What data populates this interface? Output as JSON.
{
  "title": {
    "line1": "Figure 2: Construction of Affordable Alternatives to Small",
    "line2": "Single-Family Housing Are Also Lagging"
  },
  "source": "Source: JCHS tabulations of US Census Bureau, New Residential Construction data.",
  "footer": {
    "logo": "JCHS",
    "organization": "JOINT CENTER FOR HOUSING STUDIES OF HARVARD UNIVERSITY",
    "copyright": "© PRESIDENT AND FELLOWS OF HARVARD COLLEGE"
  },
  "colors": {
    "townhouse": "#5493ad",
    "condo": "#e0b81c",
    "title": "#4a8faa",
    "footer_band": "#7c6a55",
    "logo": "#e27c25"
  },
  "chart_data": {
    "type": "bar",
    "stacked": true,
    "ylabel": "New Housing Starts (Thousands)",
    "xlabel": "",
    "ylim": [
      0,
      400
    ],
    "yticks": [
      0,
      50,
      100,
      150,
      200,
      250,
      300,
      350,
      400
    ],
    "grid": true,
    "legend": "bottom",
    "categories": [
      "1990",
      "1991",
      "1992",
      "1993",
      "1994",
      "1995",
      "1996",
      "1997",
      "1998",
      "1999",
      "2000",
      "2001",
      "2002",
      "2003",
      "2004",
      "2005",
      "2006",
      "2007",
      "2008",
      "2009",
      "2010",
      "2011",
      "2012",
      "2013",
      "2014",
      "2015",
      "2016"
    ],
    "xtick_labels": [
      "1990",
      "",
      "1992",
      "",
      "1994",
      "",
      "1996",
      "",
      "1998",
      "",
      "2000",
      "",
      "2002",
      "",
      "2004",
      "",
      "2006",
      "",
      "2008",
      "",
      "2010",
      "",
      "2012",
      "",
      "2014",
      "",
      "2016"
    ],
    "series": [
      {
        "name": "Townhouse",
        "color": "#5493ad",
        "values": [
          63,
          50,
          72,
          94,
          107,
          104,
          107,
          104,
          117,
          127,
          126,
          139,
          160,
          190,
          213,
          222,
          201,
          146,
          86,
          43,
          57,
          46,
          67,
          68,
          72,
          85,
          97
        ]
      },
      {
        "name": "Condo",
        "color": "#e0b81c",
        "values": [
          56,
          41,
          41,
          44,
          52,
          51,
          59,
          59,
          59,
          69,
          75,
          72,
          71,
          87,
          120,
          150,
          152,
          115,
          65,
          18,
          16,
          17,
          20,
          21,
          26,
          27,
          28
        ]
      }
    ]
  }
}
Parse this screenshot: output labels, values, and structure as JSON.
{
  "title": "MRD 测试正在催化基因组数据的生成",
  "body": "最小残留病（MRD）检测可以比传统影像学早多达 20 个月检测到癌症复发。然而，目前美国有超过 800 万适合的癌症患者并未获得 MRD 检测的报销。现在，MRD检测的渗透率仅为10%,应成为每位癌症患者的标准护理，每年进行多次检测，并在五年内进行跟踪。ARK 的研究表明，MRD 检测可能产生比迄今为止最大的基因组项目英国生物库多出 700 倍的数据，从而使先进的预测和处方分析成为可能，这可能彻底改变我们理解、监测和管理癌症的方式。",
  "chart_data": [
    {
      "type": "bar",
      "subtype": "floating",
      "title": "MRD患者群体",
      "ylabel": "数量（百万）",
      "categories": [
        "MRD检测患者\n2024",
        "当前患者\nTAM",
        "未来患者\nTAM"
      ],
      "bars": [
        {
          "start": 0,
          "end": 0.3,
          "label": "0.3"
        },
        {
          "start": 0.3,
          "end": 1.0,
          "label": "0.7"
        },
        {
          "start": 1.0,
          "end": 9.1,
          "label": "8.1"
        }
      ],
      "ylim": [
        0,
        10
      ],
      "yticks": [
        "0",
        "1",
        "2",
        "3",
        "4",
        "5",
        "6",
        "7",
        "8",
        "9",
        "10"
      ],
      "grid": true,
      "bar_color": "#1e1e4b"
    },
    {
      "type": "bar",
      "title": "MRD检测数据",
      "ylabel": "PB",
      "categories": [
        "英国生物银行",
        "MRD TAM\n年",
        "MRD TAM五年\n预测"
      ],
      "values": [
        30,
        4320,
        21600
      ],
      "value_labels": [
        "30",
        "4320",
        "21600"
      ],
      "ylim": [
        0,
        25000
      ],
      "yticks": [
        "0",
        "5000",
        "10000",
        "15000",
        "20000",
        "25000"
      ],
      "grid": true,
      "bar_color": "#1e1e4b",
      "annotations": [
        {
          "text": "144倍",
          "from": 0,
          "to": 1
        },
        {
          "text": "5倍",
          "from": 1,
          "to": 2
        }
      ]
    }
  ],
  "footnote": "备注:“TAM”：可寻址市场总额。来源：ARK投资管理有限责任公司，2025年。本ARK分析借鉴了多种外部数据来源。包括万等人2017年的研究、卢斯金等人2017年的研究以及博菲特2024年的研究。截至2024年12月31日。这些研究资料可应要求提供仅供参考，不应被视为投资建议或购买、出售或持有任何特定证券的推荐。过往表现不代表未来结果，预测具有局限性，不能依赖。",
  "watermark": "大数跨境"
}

> TASK TO CARRY OUT: Hand back the material above in full, exactly as written.

> SOLVED EXERCISE:
What data populates this interface? Output as JSON.
{
  "title": {
    "line1": "Figure 2: Construction of Affordable Alternatives to Small",
    "line2": "Single-Family Housing Are Also Lagging"
  },
  "source": "Source: JCHS tabulations of US Census Bureau, New Residential Construction data.",
  "footer": {
    "logo": "JCHS",
    "organization": "JOINT CENTER FOR HOUSING STUDIES OF HARVARD UNIVERSITY",
    "copyright": "© PRESIDENT AND FELLOWS OF HARVARD COLLEGE"
  },
  "colors": {
    "townhouse": "#5493ad",
    "condo": "#e0b81c",
    "title": "#4a8faa",
    "footer_band": "#7c6a55",
    "logo": "#e27c25"
  },
  "chart_data": {
    "type": "bar",
    "stacked": true,
    "ylabel": "New Housing Starts (Thousands)",
    "xlabel": "",
    "ylim": [
      0,
      400
    ],
    "yticks": [
      0,
      50,
      100,
      150,
      200,
      250,
      300,
      350,
      400
    ],
    "grid": true,
    "legend": "bottom",
    "categories": [
      "1990",
      "1991",
      "1992",
      "1993",
      "1994",
      "1995",
      "1996",
      "1997",
      "1998",
      "1999",
      "2000",
      "2001",
      "2002",
      "2003",
      "2004",
      "2005",
      "2006",
      "2007",
      "2008",
      "2009",
      "2010",
      "2011",
      "2012",
      "2013",
      "2014",
      "2015",
      "2016"
    ],
    "xtick_labels": [
      "1990",
      "",
      "1992",
      "",
      "1994",
      "",
      "1996",
      "",
      "1998",
      "",
      "2000",
      "",
      "2002",
      "",
      "2004",
      "",
      "2006",
      "",
      "2008",
      "",
      "2010",
      "",
      "2012",
      "",
      "2014",
      "",
      "2016"
    ],
    "series": [
      {
        "name": "Townhouse",
        "color": "#5493ad",
        "values": [
          63,
          50,
          72,
          94,
          107,
          104,
          107,
          104,
          117,
          127,
          126,
          139,
          160,
          190,
          213,
          222,
          201,
          146,
          86,
          43,
          57,
          46,
          67,
          68,
          72,
          85,
          97
        ]
      },
      {
        "name": "Condo",
        "color": "#e0b81c",
        "values": [
          56,
          41,
          41,
          44,
          52,
          51,
          59,
          59,
          59,
          69,
          75,
          72,
          71,
          87,
          120,
          150,
          152,
          115,
          65,
          18,
          16,
          17,
          20,
          21,
          26,
          27,
          28
        ]
      }
    ]
  }
}
Parse this screenshot: output labels, values, and structure as JSON.
{
  "title": "MRD 测试正在催化基因组数据的生成",
  "body": "最小残留病（MRD）检测可以比传统影像学早多达 20 个月检测到癌症复发。然而，目前美国有超过 800 万适合的癌症患者并未获得 MRD 检测的报销。现在，MRD检测的渗透率仅为10%,应成为每位癌症患者的标准护理，每年进行多次检测，并在五年内进行跟踪。ARK 的研究表明，MRD 检测可能产生比迄今为止最大的基因组项目英国生物库多出 700 倍的数据，从而使先进的预测和处方分析成为可能，这可能彻底改变我们理解、监测和管理癌症的方式。",
  "chart_data": [
    {
      "type": "bar",
      "subtype": "floating",
      "title": "MRD患者群体",
      "ylabel": "数量（百万）",
      "categories": [
        "MRD检测患者\n2024",
        "当前患者\nTAM",
        "未来患者\nTAM"
      ],
      "bars": [
        {
          "start": 0,
          "end": 0.3,
          "label": "0.3"
        },
        {
          "start": 0.3,
          "end": 1.0,
          "label": "0.7"
        },
        {
          "start": 1.0,
          "end": 9.1,
          "label": "8.1"
        }
      ],
      "ylim": [
        0,
        10
      ],
      "yticks": [
        "0",
        "1",
        "2",
        "3",
        "4",
        "5",
        "6",
        "7",
        "8",
        "9",
        "10"
      ],
      "grid": true,
      "bar_color": "#1e1e4b"
    },
    {
      "type": "bar",
      "title": "MRD检测数据",
      "ylabel": "PB",
      "categories": [
        "英国生物银行",
        "MRD TAM\n年",
        "MRD TAM五年\n预测"
      ],
      "values": [
        30,
        4320,
        21600
      ],
      "value_labels": [
        "30",
        "4320",
        "21600"
      ],
      "ylim": [
        0,
        25000
      ],
      "yticks": [
        "0",
        "5000",
        "10000",
        "15000",
        "20000",
        "25000"
      ],
      "grid": true,
      "bar_color": "#1e1e4b",
      "annotations": [
        {
          "text": "144倍",
          "from": 0,
          "to": 1
        },
        {
          "text": "5倍",
          "from": 1,
          "to": 2
        }
      ]
    }
  ],
  "footnote": "备注:“TAM”：可寻址市场总额。来源：ARK投资管理有限责任公司，2025年。本ARK分析借鉴了多种外部数据来源。包括万等人2017年的研究、卢斯金等人2017年的研究以及博菲特2024年的研究。截至2024年12月31日。这些研究资料可应要求提供仅供参考，不应被视为投资建议或购买、出售或持有任何特定证券的推荐。过往表现不代表未来结果，预测具有局限性，不能依赖。",
  "watermark": "大数跨境"
}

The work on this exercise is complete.